Input data:
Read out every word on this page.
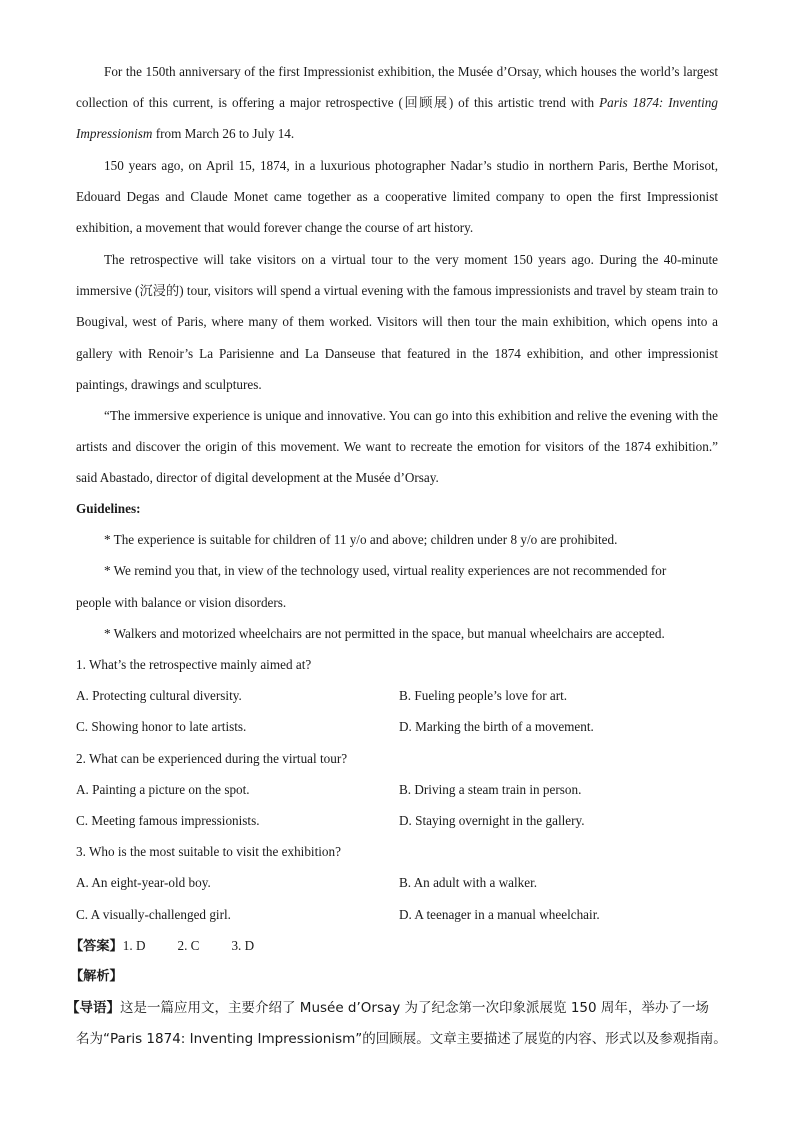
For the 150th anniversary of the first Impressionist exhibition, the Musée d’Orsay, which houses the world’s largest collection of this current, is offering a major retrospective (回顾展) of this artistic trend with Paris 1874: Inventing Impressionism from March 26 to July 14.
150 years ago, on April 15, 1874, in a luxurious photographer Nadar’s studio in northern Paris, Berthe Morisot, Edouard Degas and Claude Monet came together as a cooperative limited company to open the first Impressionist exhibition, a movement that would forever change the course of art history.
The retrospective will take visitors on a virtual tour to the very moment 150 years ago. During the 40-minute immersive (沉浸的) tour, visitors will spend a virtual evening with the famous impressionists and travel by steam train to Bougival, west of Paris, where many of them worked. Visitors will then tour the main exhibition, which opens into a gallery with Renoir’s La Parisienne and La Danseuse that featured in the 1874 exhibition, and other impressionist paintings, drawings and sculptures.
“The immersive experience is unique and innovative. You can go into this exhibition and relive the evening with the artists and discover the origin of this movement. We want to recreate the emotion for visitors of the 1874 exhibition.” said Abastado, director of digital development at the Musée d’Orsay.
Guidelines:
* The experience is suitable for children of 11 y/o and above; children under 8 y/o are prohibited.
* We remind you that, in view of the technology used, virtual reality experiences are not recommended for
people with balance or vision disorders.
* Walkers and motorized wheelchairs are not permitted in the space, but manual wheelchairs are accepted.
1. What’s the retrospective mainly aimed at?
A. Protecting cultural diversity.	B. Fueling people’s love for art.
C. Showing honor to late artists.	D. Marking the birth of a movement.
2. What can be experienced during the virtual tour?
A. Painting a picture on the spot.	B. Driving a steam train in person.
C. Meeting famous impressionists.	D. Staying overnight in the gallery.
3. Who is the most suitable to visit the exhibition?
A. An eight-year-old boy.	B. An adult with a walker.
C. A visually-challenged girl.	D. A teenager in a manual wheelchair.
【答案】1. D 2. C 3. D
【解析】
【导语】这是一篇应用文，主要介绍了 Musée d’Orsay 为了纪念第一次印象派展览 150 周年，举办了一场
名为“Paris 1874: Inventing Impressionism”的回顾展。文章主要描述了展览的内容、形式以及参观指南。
--
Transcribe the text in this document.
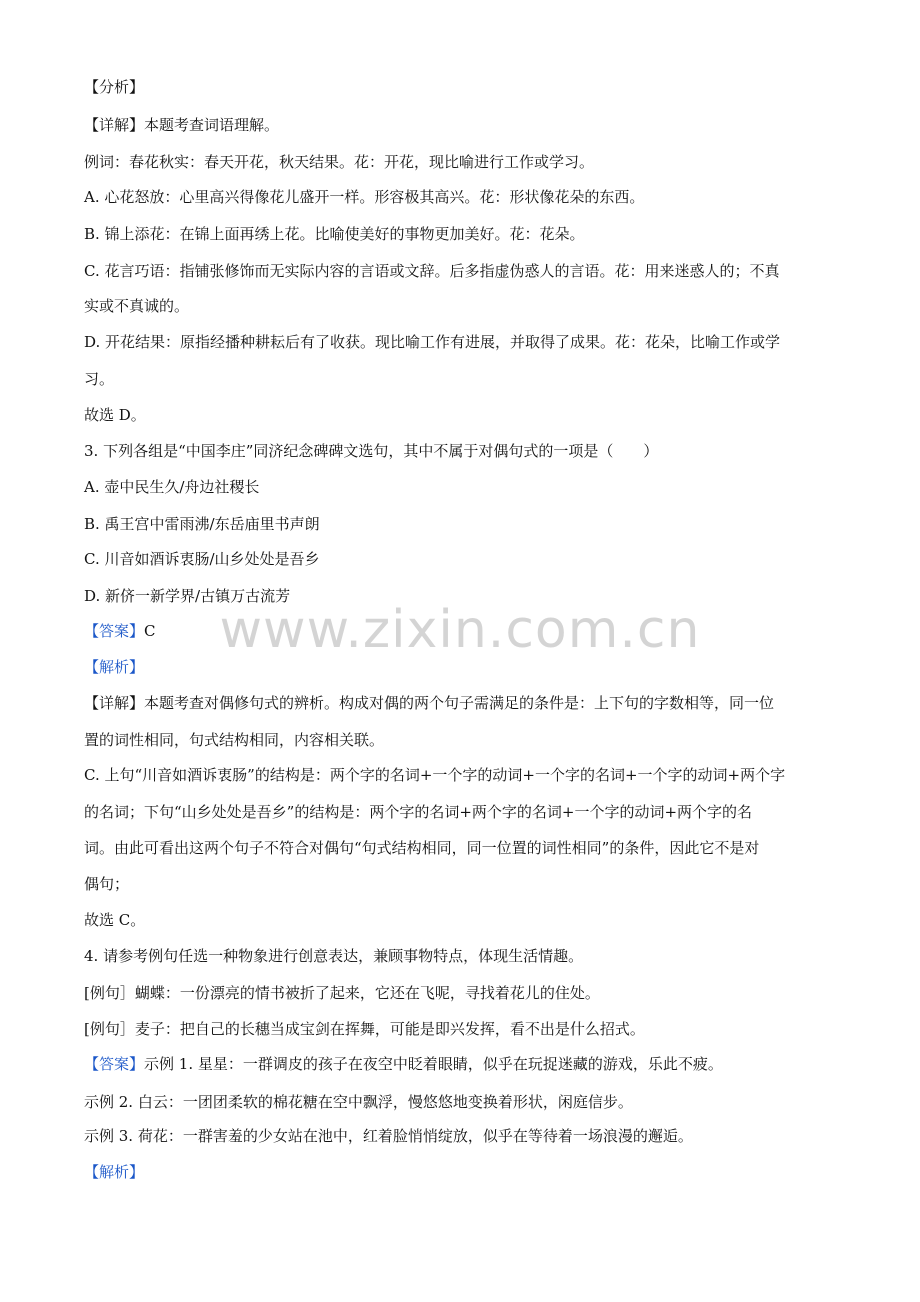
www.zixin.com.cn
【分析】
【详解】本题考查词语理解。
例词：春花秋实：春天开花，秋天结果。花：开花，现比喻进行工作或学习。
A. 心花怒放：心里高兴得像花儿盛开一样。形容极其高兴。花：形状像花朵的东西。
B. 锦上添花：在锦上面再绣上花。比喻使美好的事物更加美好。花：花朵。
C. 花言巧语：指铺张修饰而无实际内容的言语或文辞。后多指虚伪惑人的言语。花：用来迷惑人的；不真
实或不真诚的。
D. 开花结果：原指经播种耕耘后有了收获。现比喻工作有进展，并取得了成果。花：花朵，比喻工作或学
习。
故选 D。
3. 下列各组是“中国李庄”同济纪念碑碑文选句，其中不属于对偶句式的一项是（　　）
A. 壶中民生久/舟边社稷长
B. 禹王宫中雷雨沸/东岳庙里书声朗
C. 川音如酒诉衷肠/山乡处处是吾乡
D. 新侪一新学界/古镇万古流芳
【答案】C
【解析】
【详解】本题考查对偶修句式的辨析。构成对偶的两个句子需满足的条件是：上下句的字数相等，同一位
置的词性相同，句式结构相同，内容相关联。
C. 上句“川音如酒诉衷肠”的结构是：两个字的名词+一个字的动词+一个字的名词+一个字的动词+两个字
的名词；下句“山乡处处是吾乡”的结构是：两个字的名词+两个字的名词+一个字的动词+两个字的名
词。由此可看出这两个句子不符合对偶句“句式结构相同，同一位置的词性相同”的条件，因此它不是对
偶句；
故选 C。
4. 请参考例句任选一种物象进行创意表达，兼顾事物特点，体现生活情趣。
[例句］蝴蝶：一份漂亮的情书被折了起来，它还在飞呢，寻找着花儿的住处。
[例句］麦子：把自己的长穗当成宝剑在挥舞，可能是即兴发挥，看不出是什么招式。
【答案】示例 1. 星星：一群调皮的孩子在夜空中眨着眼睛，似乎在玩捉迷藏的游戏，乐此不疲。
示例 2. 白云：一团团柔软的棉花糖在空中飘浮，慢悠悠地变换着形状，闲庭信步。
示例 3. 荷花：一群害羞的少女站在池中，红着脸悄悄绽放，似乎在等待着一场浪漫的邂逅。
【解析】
---
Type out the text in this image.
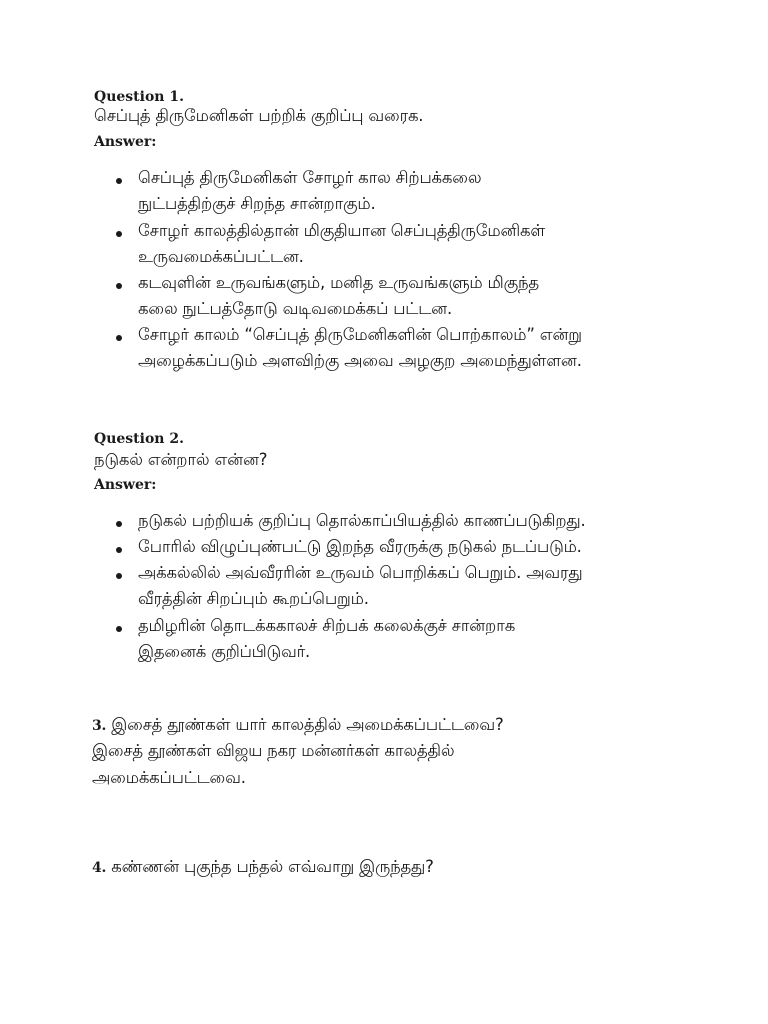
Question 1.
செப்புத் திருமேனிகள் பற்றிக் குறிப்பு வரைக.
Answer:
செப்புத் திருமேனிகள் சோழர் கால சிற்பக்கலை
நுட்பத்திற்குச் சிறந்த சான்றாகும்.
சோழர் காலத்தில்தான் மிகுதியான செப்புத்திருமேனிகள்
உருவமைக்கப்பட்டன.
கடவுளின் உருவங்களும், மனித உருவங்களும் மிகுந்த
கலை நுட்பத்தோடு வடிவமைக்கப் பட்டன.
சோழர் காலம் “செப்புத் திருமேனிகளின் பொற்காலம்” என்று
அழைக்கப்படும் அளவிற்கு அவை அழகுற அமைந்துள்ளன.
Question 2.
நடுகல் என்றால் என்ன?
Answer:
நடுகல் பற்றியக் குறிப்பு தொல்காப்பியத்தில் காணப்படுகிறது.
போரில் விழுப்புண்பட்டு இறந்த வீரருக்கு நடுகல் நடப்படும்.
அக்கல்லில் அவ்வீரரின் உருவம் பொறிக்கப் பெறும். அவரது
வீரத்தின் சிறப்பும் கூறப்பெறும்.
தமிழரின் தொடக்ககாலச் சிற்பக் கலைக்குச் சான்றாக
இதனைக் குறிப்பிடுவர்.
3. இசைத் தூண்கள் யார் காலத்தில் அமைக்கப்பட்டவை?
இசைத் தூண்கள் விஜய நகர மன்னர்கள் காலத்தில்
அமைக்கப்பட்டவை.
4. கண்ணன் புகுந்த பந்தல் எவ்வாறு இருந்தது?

Requirements:
Lines containing the word "一个字的动词" are to be counted in the listing; state their number alone.

Result of this exercise:
2